Set task
Each line containing the word "result" must be collected.

Task input
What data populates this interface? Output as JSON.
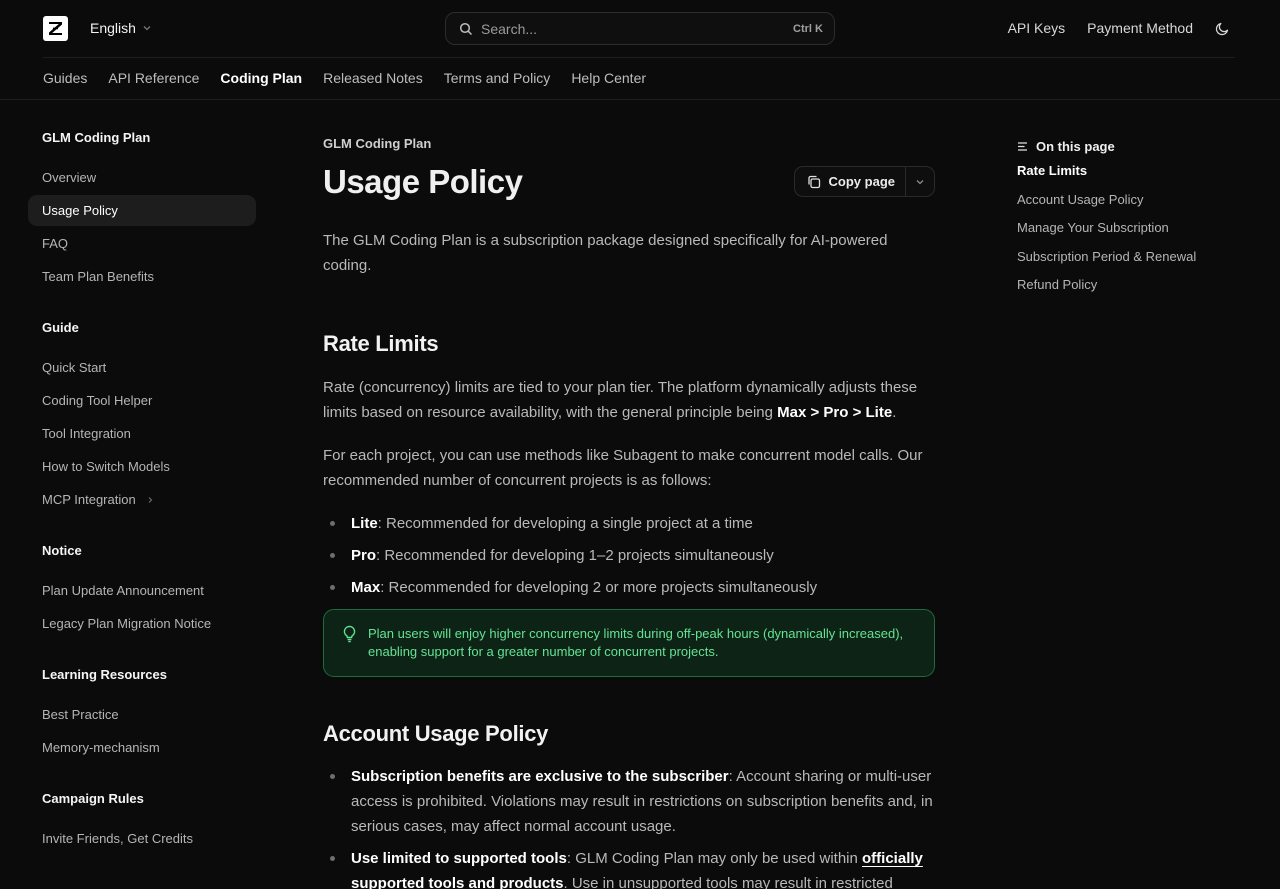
{
  "header": {
    "language": "English",
    "search": {
      "placeholder": "Search...",
      "shortcut": "Ctrl K"
    },
    "links": [
      "API Keys",
      "Payment Method"
    ]
  },
  "tabs": [
    {
      "label": "Guides",
      "active": false
    },
    {
      "label": "API Reference",
      "active": false
    },
    {
      "label": "Coding Plan",
      "active": true
    },
    {
      "label": "Released Notes",
      "active": false
    },
    {
      "label": "Terms and Policy",
      "active": false
    },
    {
      "label": "Help Center",
      "active": false
    }
  ],
  "sidebar": [
    {
      "title": "GLM Coding Plan",
      "items": [
        "Overview",
        "Usage Policy",
        "FAQ",
        "Team Plan Benefits"
      ]
    },
    {
      "title": "Guide",
      "items": [
        "Quick Start",
        "Coding Tool Helper",
        "Tool Integration",
        "How to Switch Models",
        "MCP Integration"
      ]
    },
    {
      "title": "Notice",
      "items": [
        "Plan Update Announcement",
        "Legacy Plan Migration Notice"
      ]
    },
    {
      "title": "Learning Resources",
      "items": [
        "Best Practice",
        "Memory-mechanism"
      ]
    },
    {
      "title": "Campaign Rules",
      "items": [
        "Invite Friends, Get Credits"
      ]
    }
  ],
  "sidebar_active": "Usage Policy",
  "page": {
    "eyebrow": "GLM Coding Plan",
    "title": "Usage Policy",
    "copy_label": "Copy page",
    "intro": "The GLM Coding Plan is a subscription package designed specifically for AI-powered coding."
  },
  "rate_limits": {
    "heading": "Rate Limits",
    "p1_text": "Rate (concurrency) limits are tied to your plan tier. The platform dynamically adjusts these limits based on resource availability, with the general principle being ",
    "p1_bold": "Max > Pro > Lite",
    "p1_end": ".",
    "p2": "For each project, you can use methods like Subagent to make concurrent model calls. Our recommended number of concurrent projects is as follows:",
    "bullets": [
      {
        "term": "Lite",
        "text": ": Recommended for developing a single project at a time"
      },
      {
        "term": "Pro",
        "text": ": Recommended for developing 1–2 projects simultaneously"
      },
      {
        "term": "Max",
        "text": ": Recommended for developing 2 or more projects simultaneously"
      }
    ],
    "note": "Plan users will enjoy higher concurrency limits during off-peak hours (dynamically increased), enabling support for a greater number of concurrent projects."
  },
  "account_policy": {
    "heading": "Account Usage Policy",
    "b1_term": "Subscription benefits are exclusive to the subscriber",
    "b1_text": ": Account sharing or multi-user access is prohibited. Violations may result in restrictions on subscription benefits and, in serious cases, may affect normal account usage.",
    "b2_term": "Use limited to supported tools",
    "b2_text": ": GLM Coding Plan may only be used within ",
    "b2_link": "officially supported tools and products",
    "b2_end": ". Use in unsupported tools may result in restricted"
  },
  "toc": {
    "heading": "On this page",
    "items": [
      "Rate Limits",
      "Account Usage Policy",
      "Manage Your Subscription",
      "Subscription Period & Renewal",
      "Refund Policy"
    ],
    "active": "Rate Limits"
  },
  "colors": {
    "background": "#0b0b0b",
    "note_bg": "#0d2316",
    "note_border": "#1f6b3d",
    "note_text": "#65e293"
  }
}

Task answer
    "b1_text": ": Account sharing or multi-user access is prohibited. Violations may result in restrictions on subscription benefits and, in serious cases, may affect normal account usage.",
    "b2_end": ". Use in unsupported tools may result in restricted"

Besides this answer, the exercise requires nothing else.